Extracted data entries:
++++
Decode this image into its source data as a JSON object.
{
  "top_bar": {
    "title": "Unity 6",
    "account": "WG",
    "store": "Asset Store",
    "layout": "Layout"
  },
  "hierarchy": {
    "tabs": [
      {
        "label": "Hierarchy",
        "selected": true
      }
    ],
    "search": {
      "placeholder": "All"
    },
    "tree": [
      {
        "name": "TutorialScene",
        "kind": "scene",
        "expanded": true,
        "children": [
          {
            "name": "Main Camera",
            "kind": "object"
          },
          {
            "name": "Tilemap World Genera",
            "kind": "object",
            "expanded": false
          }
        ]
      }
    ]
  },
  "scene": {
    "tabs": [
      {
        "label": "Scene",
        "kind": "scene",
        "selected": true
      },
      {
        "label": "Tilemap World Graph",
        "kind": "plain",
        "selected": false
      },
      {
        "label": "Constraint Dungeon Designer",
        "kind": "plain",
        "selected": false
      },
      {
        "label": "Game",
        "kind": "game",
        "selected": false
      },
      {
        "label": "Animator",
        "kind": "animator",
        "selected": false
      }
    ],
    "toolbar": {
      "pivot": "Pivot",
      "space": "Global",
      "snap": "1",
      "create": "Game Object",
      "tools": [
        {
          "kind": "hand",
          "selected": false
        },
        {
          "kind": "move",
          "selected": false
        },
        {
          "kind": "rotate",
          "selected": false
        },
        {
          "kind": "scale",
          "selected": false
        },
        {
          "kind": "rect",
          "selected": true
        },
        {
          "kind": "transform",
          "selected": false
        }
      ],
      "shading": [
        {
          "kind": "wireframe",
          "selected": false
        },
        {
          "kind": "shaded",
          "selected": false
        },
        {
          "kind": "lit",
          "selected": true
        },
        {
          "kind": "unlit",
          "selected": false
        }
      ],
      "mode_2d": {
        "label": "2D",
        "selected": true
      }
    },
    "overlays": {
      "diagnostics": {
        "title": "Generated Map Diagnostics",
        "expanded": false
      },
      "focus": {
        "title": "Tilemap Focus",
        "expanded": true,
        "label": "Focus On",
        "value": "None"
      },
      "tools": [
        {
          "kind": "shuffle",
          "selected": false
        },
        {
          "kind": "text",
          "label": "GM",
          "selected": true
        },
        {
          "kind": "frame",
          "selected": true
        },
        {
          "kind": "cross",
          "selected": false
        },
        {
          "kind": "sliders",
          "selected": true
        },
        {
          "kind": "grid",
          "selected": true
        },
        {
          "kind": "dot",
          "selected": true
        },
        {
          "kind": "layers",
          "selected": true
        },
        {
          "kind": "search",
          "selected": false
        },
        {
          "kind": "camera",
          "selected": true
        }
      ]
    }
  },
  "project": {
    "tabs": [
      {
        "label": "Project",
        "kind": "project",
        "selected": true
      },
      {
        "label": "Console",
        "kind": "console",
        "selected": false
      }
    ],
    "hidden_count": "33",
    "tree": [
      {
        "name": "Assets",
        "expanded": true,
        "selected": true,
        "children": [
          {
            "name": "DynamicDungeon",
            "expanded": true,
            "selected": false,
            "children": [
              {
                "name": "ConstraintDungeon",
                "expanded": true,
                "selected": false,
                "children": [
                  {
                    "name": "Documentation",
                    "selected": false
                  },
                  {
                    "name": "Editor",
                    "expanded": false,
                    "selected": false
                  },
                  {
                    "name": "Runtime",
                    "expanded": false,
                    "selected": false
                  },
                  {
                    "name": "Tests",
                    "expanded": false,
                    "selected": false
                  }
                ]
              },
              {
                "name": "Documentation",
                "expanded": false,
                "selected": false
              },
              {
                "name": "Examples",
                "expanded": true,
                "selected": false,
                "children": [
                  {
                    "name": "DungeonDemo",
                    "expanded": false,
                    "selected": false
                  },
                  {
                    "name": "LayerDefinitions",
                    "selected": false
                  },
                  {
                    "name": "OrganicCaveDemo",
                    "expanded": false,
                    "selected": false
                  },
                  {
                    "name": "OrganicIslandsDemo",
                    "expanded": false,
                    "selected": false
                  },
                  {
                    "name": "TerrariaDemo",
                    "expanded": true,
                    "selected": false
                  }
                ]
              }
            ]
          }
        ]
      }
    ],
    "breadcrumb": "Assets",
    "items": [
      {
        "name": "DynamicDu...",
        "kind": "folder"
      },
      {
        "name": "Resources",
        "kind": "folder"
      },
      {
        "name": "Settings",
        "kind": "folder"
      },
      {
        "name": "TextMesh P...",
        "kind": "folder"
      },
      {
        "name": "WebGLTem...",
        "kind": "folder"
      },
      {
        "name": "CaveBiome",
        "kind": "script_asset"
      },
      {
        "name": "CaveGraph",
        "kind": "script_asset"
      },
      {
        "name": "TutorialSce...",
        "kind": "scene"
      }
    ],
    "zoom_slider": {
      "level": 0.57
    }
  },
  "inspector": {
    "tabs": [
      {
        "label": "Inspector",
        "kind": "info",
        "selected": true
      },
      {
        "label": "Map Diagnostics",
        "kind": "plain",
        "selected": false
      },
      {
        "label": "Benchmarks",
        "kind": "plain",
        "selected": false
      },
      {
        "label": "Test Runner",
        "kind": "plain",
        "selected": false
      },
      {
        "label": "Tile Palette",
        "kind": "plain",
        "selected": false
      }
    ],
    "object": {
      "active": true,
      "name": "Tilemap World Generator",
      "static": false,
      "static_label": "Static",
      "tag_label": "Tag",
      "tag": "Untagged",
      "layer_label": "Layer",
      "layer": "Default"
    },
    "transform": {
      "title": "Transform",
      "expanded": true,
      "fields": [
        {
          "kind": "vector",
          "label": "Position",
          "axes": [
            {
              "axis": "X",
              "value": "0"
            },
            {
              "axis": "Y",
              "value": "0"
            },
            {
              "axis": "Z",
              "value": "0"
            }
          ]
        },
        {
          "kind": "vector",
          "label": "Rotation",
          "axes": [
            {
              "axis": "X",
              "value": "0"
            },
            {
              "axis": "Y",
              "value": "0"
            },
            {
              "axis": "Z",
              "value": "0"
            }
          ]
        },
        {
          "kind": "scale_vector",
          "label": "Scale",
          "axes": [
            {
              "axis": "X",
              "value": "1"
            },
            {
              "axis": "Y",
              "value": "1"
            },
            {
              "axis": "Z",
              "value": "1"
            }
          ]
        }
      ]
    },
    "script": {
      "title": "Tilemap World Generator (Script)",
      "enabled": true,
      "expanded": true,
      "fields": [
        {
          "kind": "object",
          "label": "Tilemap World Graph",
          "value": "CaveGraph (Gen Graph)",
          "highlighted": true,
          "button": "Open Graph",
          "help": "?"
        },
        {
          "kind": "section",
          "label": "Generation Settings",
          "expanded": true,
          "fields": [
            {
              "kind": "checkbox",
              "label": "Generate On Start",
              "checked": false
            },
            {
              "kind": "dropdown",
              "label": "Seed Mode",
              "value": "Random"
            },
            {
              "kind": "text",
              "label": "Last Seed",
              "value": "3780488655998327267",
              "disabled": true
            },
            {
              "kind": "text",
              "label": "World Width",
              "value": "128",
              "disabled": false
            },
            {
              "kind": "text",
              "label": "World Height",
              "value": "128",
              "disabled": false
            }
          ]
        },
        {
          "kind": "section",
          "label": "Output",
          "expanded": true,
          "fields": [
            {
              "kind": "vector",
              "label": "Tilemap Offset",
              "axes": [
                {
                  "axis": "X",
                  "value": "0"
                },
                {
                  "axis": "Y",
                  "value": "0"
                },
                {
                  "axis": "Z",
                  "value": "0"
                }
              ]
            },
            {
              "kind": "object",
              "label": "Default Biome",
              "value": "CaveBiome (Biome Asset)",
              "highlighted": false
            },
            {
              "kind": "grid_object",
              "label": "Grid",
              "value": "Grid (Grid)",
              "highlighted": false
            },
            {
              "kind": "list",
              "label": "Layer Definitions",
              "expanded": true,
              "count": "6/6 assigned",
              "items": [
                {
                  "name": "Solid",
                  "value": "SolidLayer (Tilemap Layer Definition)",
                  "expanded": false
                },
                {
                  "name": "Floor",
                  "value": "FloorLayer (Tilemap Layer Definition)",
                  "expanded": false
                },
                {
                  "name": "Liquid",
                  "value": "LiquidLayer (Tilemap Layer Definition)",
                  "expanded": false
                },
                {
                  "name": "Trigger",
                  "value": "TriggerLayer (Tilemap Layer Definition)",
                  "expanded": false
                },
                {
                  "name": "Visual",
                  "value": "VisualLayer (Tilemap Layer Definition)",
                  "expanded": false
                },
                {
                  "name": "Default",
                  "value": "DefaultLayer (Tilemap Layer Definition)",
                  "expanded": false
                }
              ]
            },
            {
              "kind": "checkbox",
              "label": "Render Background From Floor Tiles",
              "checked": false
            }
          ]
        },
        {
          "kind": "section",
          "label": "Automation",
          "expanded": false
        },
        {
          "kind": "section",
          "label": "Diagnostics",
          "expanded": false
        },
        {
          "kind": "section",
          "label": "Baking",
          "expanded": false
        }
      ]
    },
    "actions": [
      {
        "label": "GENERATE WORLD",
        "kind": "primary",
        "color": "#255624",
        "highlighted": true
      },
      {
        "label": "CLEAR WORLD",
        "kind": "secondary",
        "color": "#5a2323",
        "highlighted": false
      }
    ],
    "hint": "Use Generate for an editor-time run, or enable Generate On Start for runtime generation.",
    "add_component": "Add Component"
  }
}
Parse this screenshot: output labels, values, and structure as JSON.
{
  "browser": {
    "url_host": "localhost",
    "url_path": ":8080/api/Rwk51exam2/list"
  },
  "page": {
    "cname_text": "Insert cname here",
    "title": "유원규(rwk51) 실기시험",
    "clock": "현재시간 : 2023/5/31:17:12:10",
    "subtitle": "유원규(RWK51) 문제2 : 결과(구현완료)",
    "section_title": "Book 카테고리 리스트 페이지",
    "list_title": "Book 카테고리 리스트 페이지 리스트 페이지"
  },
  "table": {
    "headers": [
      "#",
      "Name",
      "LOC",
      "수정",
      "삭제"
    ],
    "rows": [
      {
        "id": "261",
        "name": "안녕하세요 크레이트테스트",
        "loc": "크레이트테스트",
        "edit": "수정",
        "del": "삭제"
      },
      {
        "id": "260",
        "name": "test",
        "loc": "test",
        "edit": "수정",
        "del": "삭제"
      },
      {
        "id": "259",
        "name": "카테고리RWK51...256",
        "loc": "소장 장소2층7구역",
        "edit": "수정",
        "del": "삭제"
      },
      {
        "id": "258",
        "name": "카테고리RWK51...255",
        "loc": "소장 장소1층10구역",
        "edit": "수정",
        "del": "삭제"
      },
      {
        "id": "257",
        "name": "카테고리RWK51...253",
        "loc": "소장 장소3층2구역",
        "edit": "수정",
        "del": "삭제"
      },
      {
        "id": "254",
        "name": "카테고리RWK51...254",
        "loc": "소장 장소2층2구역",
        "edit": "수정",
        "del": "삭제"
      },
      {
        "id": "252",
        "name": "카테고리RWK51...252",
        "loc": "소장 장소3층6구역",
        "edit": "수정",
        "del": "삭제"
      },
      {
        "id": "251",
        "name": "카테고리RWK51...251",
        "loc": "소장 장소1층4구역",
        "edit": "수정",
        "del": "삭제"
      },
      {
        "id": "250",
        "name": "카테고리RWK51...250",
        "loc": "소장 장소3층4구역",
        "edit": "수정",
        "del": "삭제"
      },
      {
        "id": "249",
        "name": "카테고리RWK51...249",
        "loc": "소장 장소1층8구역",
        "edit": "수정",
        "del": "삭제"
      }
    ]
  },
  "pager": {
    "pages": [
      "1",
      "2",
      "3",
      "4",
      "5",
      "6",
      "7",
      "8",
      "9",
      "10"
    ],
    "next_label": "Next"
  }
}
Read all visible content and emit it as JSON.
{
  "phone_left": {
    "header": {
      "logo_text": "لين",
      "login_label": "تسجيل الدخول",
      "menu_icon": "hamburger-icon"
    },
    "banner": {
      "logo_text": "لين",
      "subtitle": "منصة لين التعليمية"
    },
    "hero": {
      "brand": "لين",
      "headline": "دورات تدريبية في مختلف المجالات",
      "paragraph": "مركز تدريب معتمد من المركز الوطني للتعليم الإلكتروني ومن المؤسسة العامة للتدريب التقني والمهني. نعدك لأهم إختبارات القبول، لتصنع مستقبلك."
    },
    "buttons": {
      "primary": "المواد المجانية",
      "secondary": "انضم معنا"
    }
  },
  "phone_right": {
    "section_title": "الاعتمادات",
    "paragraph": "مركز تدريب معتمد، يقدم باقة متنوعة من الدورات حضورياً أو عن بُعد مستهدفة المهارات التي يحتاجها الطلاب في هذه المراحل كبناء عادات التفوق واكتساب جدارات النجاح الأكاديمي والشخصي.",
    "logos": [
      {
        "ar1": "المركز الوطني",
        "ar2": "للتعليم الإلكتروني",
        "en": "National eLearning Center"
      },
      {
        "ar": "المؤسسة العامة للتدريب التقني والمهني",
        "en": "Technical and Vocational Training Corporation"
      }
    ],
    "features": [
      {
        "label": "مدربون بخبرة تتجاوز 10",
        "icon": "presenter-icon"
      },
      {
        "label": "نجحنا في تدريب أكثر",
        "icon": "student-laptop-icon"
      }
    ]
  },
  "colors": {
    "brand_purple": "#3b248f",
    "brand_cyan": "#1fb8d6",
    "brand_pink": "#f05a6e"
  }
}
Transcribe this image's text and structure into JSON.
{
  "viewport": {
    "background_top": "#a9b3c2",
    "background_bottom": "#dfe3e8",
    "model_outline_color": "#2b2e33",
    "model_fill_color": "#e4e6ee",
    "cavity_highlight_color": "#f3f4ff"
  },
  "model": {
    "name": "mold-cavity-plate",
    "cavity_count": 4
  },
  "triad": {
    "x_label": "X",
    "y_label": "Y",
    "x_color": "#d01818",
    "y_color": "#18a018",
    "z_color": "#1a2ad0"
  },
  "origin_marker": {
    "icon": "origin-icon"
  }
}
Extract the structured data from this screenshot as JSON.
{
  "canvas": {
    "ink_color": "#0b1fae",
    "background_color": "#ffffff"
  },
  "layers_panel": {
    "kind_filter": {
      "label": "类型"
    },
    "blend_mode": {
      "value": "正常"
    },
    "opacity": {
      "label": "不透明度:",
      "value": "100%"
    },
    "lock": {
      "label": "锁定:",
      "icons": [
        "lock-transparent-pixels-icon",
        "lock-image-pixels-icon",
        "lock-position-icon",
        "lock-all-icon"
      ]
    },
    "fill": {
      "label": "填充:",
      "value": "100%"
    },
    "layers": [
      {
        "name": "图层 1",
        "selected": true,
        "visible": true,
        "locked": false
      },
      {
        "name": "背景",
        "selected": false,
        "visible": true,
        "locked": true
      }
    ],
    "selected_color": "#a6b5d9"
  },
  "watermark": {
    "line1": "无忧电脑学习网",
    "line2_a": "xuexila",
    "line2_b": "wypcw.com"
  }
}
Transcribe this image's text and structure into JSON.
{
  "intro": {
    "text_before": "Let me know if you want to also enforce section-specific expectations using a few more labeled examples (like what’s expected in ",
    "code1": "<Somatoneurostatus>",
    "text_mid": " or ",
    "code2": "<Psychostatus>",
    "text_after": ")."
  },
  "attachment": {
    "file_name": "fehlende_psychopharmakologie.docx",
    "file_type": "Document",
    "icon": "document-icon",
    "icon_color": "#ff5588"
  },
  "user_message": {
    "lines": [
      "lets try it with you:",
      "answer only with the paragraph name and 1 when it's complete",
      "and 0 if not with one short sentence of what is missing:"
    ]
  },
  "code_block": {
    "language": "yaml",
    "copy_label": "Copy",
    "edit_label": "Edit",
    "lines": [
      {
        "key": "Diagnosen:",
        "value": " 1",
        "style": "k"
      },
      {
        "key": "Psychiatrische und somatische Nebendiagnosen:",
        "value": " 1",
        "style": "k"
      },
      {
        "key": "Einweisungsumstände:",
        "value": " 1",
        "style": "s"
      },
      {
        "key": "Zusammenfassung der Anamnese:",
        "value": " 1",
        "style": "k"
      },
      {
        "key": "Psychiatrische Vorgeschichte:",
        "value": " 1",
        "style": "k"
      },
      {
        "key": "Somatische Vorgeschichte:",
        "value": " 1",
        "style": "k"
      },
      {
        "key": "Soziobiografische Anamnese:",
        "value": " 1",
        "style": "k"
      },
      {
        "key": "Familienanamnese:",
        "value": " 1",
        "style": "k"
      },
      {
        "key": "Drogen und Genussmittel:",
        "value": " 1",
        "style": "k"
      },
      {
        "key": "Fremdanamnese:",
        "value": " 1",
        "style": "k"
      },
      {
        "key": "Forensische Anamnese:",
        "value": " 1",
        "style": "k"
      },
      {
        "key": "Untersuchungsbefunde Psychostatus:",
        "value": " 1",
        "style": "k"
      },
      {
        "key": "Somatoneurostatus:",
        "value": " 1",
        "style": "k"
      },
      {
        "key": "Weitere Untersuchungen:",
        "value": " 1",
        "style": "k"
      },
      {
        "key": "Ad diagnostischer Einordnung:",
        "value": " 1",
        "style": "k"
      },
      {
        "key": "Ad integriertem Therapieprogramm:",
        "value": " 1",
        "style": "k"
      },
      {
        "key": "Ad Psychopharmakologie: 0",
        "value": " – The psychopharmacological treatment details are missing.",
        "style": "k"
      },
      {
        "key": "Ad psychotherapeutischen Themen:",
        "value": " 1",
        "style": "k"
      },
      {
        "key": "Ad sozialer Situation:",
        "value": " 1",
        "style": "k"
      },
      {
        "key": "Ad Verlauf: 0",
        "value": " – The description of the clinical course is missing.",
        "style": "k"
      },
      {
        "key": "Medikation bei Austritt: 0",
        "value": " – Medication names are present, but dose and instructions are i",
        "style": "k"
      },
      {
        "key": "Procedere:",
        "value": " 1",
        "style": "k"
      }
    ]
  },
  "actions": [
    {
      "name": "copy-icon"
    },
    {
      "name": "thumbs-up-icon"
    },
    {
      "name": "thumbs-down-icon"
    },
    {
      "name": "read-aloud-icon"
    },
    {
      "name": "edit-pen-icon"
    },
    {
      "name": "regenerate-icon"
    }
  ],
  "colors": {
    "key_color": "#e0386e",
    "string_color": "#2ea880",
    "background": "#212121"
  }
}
++++
TASK TO COMPLETE:
Where a line above includes "Generator", copy that line.

SOLUTION TO THIS TASK:
      "name": "Tilemap World Generator",
      "title": "Tilemap World Generator (Script)",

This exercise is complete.